What you will do:
Read through the records below and copy each line that uses the word "rgba".
═══ Exercise data ═══
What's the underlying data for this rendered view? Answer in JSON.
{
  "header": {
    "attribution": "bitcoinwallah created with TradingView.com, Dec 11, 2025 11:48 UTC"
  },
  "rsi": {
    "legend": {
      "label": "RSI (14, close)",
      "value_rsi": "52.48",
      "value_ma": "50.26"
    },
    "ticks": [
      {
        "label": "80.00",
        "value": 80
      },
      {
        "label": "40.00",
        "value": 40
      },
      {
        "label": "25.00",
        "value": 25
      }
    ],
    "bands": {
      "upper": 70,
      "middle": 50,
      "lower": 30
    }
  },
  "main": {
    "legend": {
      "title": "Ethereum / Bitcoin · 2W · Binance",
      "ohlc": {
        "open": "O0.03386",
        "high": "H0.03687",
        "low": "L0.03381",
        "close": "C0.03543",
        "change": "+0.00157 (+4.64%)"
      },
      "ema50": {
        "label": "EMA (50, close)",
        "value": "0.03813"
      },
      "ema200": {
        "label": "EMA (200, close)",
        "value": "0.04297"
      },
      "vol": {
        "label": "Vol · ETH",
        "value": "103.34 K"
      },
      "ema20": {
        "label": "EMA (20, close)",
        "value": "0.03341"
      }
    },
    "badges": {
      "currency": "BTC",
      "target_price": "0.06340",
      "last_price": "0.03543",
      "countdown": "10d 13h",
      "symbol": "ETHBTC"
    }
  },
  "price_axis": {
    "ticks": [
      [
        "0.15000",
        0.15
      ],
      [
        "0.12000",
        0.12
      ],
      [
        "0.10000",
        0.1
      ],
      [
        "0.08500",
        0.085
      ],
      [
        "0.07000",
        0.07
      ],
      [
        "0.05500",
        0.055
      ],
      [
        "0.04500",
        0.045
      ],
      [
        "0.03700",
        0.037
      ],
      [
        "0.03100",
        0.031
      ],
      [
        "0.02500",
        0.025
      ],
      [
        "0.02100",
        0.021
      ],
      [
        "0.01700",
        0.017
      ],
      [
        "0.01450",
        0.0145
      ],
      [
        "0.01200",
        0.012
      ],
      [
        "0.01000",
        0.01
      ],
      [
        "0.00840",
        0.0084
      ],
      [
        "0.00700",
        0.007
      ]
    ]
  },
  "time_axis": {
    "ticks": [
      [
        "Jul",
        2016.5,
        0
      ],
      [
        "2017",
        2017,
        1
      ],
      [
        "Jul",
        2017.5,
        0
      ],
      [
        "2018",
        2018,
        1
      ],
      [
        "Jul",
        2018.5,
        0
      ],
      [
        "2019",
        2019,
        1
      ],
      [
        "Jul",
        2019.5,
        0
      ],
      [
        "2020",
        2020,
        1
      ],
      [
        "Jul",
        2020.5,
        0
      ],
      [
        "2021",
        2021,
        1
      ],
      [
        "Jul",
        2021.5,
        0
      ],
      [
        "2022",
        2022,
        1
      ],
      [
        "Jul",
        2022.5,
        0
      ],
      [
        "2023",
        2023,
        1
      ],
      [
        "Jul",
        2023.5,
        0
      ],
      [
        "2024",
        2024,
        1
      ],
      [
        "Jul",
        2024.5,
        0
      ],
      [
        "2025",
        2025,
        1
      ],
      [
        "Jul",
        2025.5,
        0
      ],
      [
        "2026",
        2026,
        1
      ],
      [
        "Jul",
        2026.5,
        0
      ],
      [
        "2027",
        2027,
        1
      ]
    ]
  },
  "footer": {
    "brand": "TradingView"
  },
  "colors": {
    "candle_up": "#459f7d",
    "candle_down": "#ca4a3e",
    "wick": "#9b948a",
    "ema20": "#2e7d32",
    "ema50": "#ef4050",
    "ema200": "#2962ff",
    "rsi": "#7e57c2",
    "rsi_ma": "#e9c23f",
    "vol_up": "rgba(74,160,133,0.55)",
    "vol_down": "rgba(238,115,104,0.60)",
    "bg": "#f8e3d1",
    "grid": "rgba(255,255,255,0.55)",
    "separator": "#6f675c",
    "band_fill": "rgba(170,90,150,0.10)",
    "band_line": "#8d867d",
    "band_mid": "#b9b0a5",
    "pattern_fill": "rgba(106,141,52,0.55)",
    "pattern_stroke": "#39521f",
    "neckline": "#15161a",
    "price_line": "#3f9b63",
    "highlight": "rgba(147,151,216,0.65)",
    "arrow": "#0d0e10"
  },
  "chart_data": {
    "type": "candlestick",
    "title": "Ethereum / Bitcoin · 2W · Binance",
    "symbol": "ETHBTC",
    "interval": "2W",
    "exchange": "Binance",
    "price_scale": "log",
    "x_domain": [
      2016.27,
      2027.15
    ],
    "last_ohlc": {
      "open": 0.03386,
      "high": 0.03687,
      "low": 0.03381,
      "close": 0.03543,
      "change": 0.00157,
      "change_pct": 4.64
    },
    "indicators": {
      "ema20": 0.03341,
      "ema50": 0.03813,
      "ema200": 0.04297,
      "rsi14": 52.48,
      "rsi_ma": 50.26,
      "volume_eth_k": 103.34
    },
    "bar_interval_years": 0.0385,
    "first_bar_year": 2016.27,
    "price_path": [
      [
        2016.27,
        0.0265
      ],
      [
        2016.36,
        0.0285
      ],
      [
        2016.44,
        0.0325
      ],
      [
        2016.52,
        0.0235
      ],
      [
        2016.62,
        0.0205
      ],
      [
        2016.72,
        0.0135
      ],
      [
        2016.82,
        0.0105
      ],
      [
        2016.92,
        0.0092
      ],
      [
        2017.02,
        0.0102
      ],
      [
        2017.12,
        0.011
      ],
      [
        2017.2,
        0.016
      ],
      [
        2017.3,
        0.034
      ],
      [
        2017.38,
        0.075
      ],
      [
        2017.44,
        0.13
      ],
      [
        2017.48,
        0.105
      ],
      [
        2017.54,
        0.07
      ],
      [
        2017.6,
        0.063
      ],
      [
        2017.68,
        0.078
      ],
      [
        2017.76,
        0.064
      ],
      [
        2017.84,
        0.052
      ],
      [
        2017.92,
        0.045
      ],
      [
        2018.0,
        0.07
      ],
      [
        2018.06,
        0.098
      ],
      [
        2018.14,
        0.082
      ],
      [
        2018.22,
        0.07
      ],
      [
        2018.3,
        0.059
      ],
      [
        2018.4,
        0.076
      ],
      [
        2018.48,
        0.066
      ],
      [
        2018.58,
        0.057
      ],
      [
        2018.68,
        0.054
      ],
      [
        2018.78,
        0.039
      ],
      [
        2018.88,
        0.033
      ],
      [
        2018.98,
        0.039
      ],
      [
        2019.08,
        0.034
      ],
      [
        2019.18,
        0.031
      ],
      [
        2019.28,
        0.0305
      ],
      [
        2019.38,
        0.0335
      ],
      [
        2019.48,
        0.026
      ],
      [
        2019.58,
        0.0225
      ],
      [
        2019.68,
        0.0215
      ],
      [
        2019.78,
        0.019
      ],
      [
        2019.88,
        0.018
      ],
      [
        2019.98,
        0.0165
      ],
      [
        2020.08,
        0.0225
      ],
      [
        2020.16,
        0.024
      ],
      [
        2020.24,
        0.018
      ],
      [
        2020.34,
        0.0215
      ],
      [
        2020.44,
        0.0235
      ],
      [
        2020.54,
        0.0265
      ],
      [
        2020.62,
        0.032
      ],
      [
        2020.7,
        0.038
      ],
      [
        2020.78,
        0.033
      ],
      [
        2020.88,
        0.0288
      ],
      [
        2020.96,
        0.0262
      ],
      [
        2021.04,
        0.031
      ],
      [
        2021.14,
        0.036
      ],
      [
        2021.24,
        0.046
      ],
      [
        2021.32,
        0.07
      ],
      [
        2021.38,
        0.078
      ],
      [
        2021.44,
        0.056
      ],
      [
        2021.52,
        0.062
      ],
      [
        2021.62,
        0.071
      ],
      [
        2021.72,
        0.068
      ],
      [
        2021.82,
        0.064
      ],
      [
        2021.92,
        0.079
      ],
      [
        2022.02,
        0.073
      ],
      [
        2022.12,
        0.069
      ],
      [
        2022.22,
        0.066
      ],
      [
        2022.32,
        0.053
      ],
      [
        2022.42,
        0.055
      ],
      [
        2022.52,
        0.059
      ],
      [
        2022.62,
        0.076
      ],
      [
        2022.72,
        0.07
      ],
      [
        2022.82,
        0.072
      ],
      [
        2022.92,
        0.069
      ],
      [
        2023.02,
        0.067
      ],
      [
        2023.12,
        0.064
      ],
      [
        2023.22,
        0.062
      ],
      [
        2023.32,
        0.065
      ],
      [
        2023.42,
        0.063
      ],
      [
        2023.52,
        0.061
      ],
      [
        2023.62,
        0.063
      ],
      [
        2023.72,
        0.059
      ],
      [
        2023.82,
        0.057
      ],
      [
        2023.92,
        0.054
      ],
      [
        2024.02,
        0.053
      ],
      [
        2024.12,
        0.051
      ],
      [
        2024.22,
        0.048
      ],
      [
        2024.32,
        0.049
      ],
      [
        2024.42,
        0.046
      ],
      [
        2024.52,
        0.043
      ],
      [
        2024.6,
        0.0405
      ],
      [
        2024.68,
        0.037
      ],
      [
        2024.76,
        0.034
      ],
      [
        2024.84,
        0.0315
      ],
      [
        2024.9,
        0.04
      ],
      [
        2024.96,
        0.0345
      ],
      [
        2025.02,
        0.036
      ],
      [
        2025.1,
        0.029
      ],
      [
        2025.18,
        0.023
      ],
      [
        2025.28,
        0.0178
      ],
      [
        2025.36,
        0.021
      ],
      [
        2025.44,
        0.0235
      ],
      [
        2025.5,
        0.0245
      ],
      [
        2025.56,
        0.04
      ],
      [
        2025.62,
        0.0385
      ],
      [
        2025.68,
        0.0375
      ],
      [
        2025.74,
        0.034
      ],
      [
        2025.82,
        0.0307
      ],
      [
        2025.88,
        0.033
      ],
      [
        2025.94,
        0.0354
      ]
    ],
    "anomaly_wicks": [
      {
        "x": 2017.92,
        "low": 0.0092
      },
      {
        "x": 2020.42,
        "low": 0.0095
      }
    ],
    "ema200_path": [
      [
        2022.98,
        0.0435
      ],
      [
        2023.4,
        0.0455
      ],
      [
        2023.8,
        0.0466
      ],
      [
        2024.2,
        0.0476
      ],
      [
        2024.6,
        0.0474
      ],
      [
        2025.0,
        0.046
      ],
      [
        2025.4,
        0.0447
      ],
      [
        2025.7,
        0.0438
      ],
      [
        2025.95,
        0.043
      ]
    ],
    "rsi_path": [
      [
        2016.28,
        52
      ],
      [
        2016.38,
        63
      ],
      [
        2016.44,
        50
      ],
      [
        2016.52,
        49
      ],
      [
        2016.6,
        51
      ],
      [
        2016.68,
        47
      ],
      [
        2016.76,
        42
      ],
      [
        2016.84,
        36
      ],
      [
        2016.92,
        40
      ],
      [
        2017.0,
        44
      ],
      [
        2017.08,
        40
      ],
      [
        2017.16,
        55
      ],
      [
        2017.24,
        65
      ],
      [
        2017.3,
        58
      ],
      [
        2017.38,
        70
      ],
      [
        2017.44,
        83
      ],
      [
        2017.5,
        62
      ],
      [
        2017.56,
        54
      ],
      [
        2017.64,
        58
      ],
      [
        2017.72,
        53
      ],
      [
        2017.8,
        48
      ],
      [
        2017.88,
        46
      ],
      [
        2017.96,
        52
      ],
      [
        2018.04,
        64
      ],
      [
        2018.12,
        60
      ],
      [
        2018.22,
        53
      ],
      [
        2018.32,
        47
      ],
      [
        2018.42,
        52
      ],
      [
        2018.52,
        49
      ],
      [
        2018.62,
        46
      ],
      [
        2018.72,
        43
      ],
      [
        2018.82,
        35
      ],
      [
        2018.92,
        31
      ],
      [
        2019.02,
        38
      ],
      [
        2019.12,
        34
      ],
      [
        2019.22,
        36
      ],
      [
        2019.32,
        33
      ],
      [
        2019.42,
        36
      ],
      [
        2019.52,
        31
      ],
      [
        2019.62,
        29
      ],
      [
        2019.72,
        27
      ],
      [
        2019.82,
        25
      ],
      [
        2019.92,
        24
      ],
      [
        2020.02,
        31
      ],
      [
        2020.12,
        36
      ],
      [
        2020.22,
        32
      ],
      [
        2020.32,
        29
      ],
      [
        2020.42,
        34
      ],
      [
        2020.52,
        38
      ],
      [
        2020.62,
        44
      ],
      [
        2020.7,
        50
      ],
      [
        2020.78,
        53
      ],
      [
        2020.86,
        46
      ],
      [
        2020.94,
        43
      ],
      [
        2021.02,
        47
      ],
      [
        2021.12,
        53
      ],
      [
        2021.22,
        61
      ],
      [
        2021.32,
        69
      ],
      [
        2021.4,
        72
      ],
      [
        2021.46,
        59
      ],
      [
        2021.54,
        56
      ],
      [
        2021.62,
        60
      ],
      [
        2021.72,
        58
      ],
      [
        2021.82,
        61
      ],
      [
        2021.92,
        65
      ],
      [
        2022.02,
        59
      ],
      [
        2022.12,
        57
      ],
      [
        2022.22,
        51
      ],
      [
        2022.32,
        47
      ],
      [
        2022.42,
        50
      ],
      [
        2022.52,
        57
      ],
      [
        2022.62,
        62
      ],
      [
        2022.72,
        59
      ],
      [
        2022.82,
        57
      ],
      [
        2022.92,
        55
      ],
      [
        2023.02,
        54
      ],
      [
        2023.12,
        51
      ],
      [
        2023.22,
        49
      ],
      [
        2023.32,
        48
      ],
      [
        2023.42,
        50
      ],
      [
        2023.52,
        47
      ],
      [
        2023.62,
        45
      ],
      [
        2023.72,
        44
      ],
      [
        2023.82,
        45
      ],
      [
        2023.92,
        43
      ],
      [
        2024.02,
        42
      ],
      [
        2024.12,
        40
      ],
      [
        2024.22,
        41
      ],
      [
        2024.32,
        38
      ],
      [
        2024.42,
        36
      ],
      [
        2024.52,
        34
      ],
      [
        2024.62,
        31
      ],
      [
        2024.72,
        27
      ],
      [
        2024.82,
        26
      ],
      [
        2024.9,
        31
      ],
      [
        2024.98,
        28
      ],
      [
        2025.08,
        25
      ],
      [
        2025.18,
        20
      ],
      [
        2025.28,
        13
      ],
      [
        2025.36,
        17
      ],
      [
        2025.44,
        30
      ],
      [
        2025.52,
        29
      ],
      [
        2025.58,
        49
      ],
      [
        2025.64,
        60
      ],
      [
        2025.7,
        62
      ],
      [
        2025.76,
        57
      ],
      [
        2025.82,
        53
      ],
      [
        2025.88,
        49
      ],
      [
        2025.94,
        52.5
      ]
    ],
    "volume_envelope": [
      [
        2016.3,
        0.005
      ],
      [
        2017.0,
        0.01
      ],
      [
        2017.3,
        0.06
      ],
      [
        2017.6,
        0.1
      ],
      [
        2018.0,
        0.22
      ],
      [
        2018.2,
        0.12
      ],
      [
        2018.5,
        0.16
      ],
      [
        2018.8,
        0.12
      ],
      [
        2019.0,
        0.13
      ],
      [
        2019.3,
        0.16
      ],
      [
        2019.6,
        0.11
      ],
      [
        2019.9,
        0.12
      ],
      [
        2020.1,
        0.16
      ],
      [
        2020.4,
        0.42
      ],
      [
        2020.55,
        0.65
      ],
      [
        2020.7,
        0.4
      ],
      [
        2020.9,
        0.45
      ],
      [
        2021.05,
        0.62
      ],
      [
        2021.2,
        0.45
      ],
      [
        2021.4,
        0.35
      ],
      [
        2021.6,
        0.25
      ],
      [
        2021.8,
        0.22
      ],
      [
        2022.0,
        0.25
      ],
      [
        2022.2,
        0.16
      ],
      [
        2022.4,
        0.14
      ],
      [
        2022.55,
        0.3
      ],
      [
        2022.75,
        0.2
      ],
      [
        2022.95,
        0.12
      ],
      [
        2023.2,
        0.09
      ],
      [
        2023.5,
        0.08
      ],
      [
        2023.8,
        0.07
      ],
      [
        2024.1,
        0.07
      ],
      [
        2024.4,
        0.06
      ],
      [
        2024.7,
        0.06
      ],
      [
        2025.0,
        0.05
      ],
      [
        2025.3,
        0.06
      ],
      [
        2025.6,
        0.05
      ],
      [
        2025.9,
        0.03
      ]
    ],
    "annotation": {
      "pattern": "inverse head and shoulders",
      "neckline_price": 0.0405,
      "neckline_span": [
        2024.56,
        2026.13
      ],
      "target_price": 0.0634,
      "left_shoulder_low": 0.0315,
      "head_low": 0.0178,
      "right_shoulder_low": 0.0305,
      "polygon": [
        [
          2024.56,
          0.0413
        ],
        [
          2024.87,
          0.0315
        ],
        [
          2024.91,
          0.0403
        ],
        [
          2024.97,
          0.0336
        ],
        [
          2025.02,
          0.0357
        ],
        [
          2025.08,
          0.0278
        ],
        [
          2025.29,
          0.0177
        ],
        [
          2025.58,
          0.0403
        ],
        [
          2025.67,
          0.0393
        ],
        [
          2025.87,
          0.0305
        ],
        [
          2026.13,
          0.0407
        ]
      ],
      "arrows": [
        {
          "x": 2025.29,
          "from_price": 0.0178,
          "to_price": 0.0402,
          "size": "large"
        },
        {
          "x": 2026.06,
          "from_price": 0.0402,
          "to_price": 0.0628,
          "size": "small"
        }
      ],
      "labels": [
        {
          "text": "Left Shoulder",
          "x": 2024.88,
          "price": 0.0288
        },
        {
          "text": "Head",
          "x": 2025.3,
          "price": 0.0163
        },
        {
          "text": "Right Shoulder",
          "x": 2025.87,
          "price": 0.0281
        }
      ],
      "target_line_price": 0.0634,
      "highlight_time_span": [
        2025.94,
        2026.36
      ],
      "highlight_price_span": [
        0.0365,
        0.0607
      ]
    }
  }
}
═══
Task response:
    "vol_up": "rgba(74,160,133,0.55)",
    "vol_down": "rgba(238,115,104,0.60)",
    "grid": "rgba(255,255,255,0.55)",
    "band_fill": "rgba(170,90,150,0.10)",
    "pattern_fill": "rgba(106,141,52,0.55)",
    "highlight": "rgba(147,151,216,0.65)",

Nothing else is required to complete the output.